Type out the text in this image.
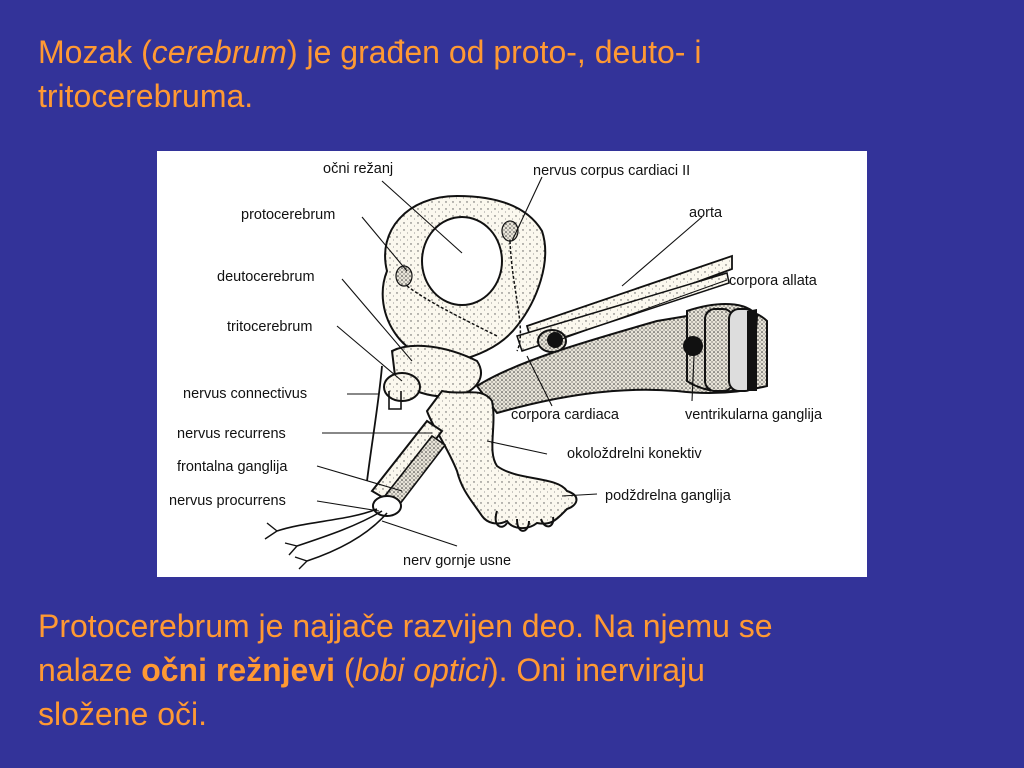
Mozak (cerebrum) je građen od proto-, deuto- i
tritocerebruma.
očni režanj	nervus corpus cardiaci II
protocerebrum	aorta
deutocerebrum	corpora allata
tritocerebrum
nervus connectivus
corpora cardiaca	ventrikularna ganglija
nervus recurrens
okoloždrelni konektiv
frontalna ganglija
podždrelna ganglija
nervus procurrens
nerv gornje usne
Protocerebrum je najjače razvijen deo. Na njemu se
nalaze očni režnjevi (lobi optici). Oni inerviraju
složene oči.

---*---

- Problem to work on -
Extract all the entries word for word; omit any pictures.

- The solution -
Type out the text in this image.
Mozak (cerebrum) je građen od proto-, deuto- i
tritocerebruma.
očni režanj	nervus corpus cardiaci II
protocerebrum	aorta
deutocerebrum	corpora allata
tritocerebrum
nervus connectivus
corpora cardiaca	ventrikularna ganglija
nervus recurrens
okoloždrelni konektiv
frontalna ganglija
podždrelna ganglija
nervus procurrens
nerv gornje usne
Protocerebrum je najjače razvijen deo. Na njemu se
nalaze očni režnjevi (lobi optici). Oni inerviraju
složene oči.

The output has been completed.